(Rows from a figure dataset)
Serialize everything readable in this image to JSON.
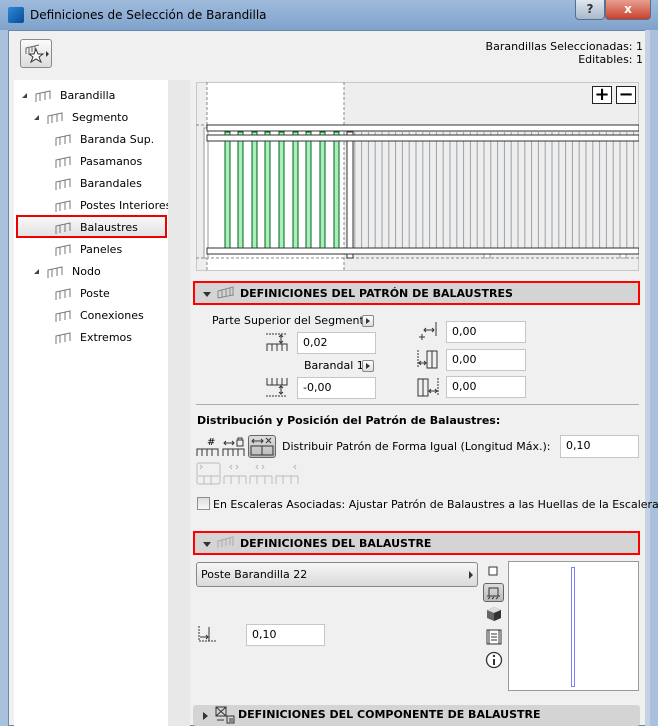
{
  "window": {
    "title": "Definiciones de Selección de Barandilla",
    "help_label": "?",
    "close_label": "x"
  },
  "header": {
    "selected": "Barandillas Seleccionadas: 1",
    "editable": "Editables: 1"
  },
  "tree": {
    "items": [
      {
        "label": "Barandilla",
        "level": 0,
        "expanded": true
      },
      {
        "label": "Segmento",
        "level": 1,
        "expanded": true
      },
      {
        "label": "Baranda Sup.",
        "level": 2
      },
      {
        "label": "Pasamanos",
        "level": 2
      },
      {
        "label": "Barandales",
        "level": 2
      },
      {
        "label": "Postes Interiores",
        "level": 2
      },
      {
        "label": "Balaustres",
        "level": 2,
        "selected": true
      },
      {
        "label": "Paneles",
        "level": 2
      },
      {
        "label": "Nodo",
        "level": 1,
        "expanded": true
      },
      {
        "label": "Poste",
        "level": 2
      },
      {
        "label": "Conexiones",
        "level": 2
      },
      {
        "label": "Extremos",
        "level": 2
      }
    ]
  },
  "preview": {
    "zoom_in": "+",
    "zoom_out": "−"
  },
  "pattern_section": {
    "title": "DEFINICIONES DEL PATRÓN DE BALAUSTRES",
    "top_ref_label": "Parte Superior del Segmento",
    "top_offset": "0,02",
    "bottom_ref_label": "Barandal 1",
    "bottom_offset": "-0,00",
    "offset_start": "0,00",
    "offset_left": "0,00",
    "offset_right": "0,00",
    "distribution_heading": "Distribución y Posición del Patrón de Balaustres:",
    "distribution_label": "Distribuir Patrón de Forma Igual (Longitud Máx.):",
    "distribution_value": "0,10",
    "stair_checkbox_label": "En Escaleras Asociadas: Ajustar Patrón de Balaustres a las Huellas de la Escalera",
    "stair_checkbox_checked": false
  },
  "baluster_section": {
    "title": "DEFINICIONES DEL BALAUSTRE",
    "object": "Poste Barandilla 22",
    "width_value": "0,10"
  },
  "component_section": {
    "title": "DEFINICIONES DEL COMPONENTE DE BALAUSTRE"
  },
  "colors": {
    "highlight": "#ff0000",
    "baluster_green": "#a8f0b8",
    "preview_line": "#8080ff"
  }
}
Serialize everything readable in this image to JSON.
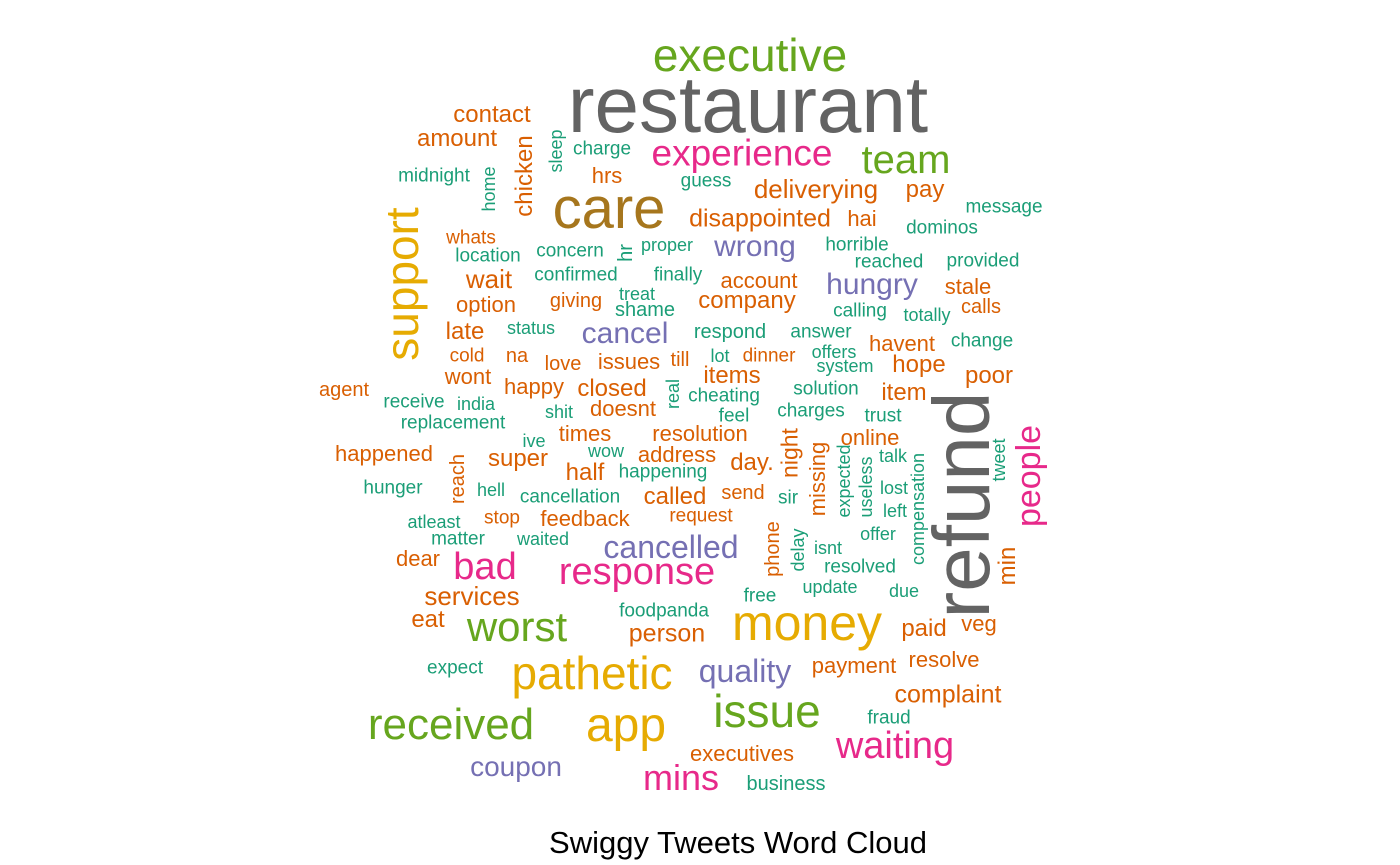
{
  "title": "Swiggy Tweets Word Cloud",
  "palette": {
    "gray": "#636363",
    "green": "#66a61e",
    "olive": "#a6761d",
    "orange": "#d95f02",
    "teal": "#1b9e77",
    "purple": "#7570b3",
    "magenta": "#e7298a",
    "gold": "#e6ab02"
  },
  "words": [
    {
      "text": "restaurant",
      "color": "gray"
    },
    {
      "text": "refund",
      "color": "gray"
    },
    {
      "text": "executive",
      "color": "green"
    },
    {
      "text": "care",
      "color": "olive"
    },
    {
      "text": "experience",
      "color": "magenta"
    },
    {
      "text": "team",
      "color": "green"
    },
    {
      "text": "contact",
      "color": "orange"
    },
    {
      "text": "amount",
      "color": "orange"
    },
    {
      "text": "chicken",
      "color": "orange"
    },
    {
      "text": "sleep",
      "color": "teal"
    },
    {
      "text": "charge",
      "color": "teal"
    },
    {
      "text": "midnight",
      "color": "teal"
    },
    {
      "text": "home",
      "color": "teal"
    },
    {
      "text": "hrs",
      "color": "orange"
    },
    {
      "text": "guess",
      "color": "teal"
    },
    {
      "text": "deliverying",
      "color": "orange"
    },
    {
      "text": "pay",
      "color": "orange"
    },
    {
      "text": "message",
      "color": "teal"
    },
    {
      "text": "support",
      "color": "gold"
    },
    {
      "text": "disappointed",
      "color": "orange"
    },
    {
      "text": "hai",
      "color": "orange"
    },
    {
      "text": "dominos",
      "color": "teal"
    },
    {
      "text": "whats",
      "color": "orange"
    },
    {
      "text": "concern",
      "color": "teal"
    },
    {
      "text": "hr",
      "color": "teal"
    },
    {
      "text": "proper",
      "color": "teal"
    },
    {
      "text": "wrong",
      "color": "purple"
    },
    {
      "text": "horrible",
      "color": "teal"
    },
    {
      "text": "location",
      "color": "teal"
    },
    {
      "text": "reached",
      "color": "teal"
    },
    {
      "text": "provided",
      "color": "teal"
    },
    {
      "text": "wait",
      "color": "orange"
    },
    {
      "text": "confirmed",
      "color": "teal"
    },
    {
      "text": "finally",
      "color": "teal"
    },
    {
      "text": "account",
      "color": "orange"
    },
    {
      "text": "hungry",
      "color": "purple"
    },
    {
      "text": "stale",
      "color": "orange"
    },
    {
      "text": "treat",
      "color": "teal"
    },
    {
      "text": "option",
      "color": "orange"
    },
    {
      "text": "giving",
      "color": "orange"
    },
    {
      "text": "company",
      "color": "orange"
    },
    {
      "text": "shame",
      "color": "teal"
    },
    {
      "text": "calls",
      "color": "orange"
    },
    {
      "text": "calling",
      "color": "teal"
    },
    {
      "text": "totally",
      "color": "teal"
    },
    {
      "text": "late",
      "color": "orange"
    },
    {
      "text": "status",
      "color": "teal"
    },
    {
      "text": "cancel",
      "color": "purple"
    },
    {
      "text": "respond",
      "color": "teal"
    },
    {
      "text": "answer",
      "color": "teal"
    },
    {
      "text": "change",
      "color": "teal"
    },
    {
      "text": "cold",
      "color": "orange"
    },
    {
      "text": "na",
      "color": "orange"
    },
    {
      "text": "havent",
      "color": "orange"
    },
    {
      "text": "love",
      "color": "orange"
    },
    {
      "text": "issues",
      "color": "orange"
    },
    {
      "text": "till",
      "color": "orange"
    },
    {
      "text": "lot",
      "color": "teal"
    },
    {
      "text": "dinner",
      "color": "orange"
    },
    {
      "text": "offers",
      "color": "teal"
    },
    {
      "text": "hope",
      "color": "orange"
    },
    {
      "text": "wont",
      "color": "orange"
    },
    {
      "text": "system",
      "color": "teal"
    },
    {
      "text": "poor",
      "color": "orange"
    },
    {
      "text": "items",
      "color": "orange"
    },
    {
      "text": "agent",
      "color": "orange"
    },
    {
      "text": "happy",
      "color": "orange"
    },
    {
      "text": "closed",
      "color": "orange"
    },
    {
      "text": "real",
      "color": "teal"
    },
    {
      "text": "solution",
      "color": "teal"
    },
    {
      "text": "item",
      "color": "orange"
    },
    {
      "text": "receive",
      "color": "teal"
    },
    {
      "text": "india",
      "color": "teal"
    },
    {
      "text": "cheating",
      "color": "teal"
    },
    {
      "text": "shit",
      "color": "teal"
    },
    {
      "text": "doesnt",
      "color": "orange"
    },
    {
      "text": "feel",
      "color": "teal"
    },
    {
      "text": "charges",
      "color": "teal"
    },
    {
      "text": "trust",
      "color": "teal"
    },
    {
      "text": "people",
      "color": "magenta"
    },
    {
      "text": "replacement",
      "color": "teal"
    },
    {
      "text": "times",
      "color": "orange"
    },
    {
      "text": "resolution",
      "color": "orange"
    },
    {
      "text": "ive",
      "color": "teal"
    },
    {
      "text": "online",
      "color": "orange"
    },
    {
      "text": "night",
      "color": "orange"
    },
    {
      "text": "happened",
      "color": "orange"
    },
    {
      "text": "reach",
      "color": "orange"
    },
    {
      "text": "wow",
      "color": "teal"
    },
    {
      "text": "address",
      "color": "orange"
    },
    {
      "text": "talk",
      "color": "teal"
    },
    {
      "text": "tweet",
      "color": "teal"
    },
    {
      "text": "super",
      "color": "orange"
    },
    {
      "text": "day.",
      "color": "orange"
    },
    {
      "text": "missing",
      "color": "orange"
    },
    {
      "text": "expected",
      "color": "teal"
    },
    {
      "text": "half",
      "color": "orange"
    },
    {
      "text": "happening",
      "color": "teal"
    },
    {
      "text": "hunger",
      "color": "teal"
    },
    {
      "text": "hell",
      "color": "teal"
    },
    {
      "text": "cancellation",
      "color": "teal"
    },
    {
      "text": "called",
      "color": "orange"
    },
    {
      "text": "send",
      "color": "orange"
    },
    {
      "text": "sir",
      "color": "teal"
    },
    {
      "text": "useless",
      "color": "teal"
    },
    {
      "text": "lost",
      "color": "teal"
    },
    {
      "text": "compensation",
      "color": "teal"
    },
    {
      "text": "atleast",
      "color": "teal"
    },
    {
      "text": "stop",
      "color": "orange"
    },
    {
      "text": "feedback",
      "color": "orange"
    },
    {
      "text": "request",
      "color": "orange"
    },
    {
      "text": "left",
      "color": "teal"
    },
    {
      "text": "min",
      "color": "orange"
    },
    {
      "text": "matter",
      "color": "teal"
    },
    {
      "text": "waited",
      "color": "teal"
    },
    {
      "text": "cancelled",
      "color": "purple"
    },
    {
      "text": "phone",
      "color": "orange"
    },
    {
      "text": "delay",
      "color": "teal"
    },
    {
      "text": "isnt",
      "color": "teal"
    },
    {
      "text": "offer",
      "color": "teal"
    },
    {
      "text": "dear",
      "color": "orange"
    },
    {
      "text": "bad",
      "color": "magenta"
    },
    {
      "text": "response",
      "color": "magenta"
    },
    {
      "text": "resolved",
      "color": "teal"
    },
    {
      "text": "update",
      "color": "teal"
    },
    {
      "text": "due",
      "color": "teal"
    },
    {
      "text": "services",
      "color": "orange"
    },
    {
      "text": "free",
      "color": "teal"
    },
    {
      "text": "foodpanda",
      "color": "teal"
    },
    {
      "text": "eat",
      "color": "orange"
    },
    {
      "text": "worst",
      "color": "green"
    },
    {
      "text": "money",
      "color": "gold"
    },
    {
      "text": "paid",
      "color": "orange"
    },
    {
      "text": "veg",
      "color": "orange"
    },
    {
      "text": "person",
      "color": "orange"
    },
    {
      "text": "expect",
      "color": "teal"
    },
    {
      "text": "pathetic",
      "color": "gold"
    },
    {
      "text": "quality",
      "color": "purple"
    },
    {
      "text": "payment",
      "color": "orange"
    },
    {
      "text": "resolve",
      "color": "orange"
    },
    {
      "text": "complaint",
      "color": "orange"
    },
    {
      "text": "issue",
      "color": "green"
    },
    {
      "text": "received",
      "color": "green"
    },
    {
      "text": "app",
      "color": "gold"
    },
    {
      "text": "fraud",
      "color": "teal"
    },
    {
      "text": "waiting",
      "color": "magenta"
    },
    {
      "text": "executives",
      "color": "orange"
    },
    {
      "text": "coupon",
      "color": "purple"
    },
    {
      "text": "mins",
      "color": "magenta"
    },
    {
      "text": "business",
      "color": "teal"
    }
  ]
}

» **Problem to work on**
From the entries above, copy every line that holds the word "selected".

» **Answer in full**
    "selected": "Barandillas Seleccionadas: 1",
        "selected": true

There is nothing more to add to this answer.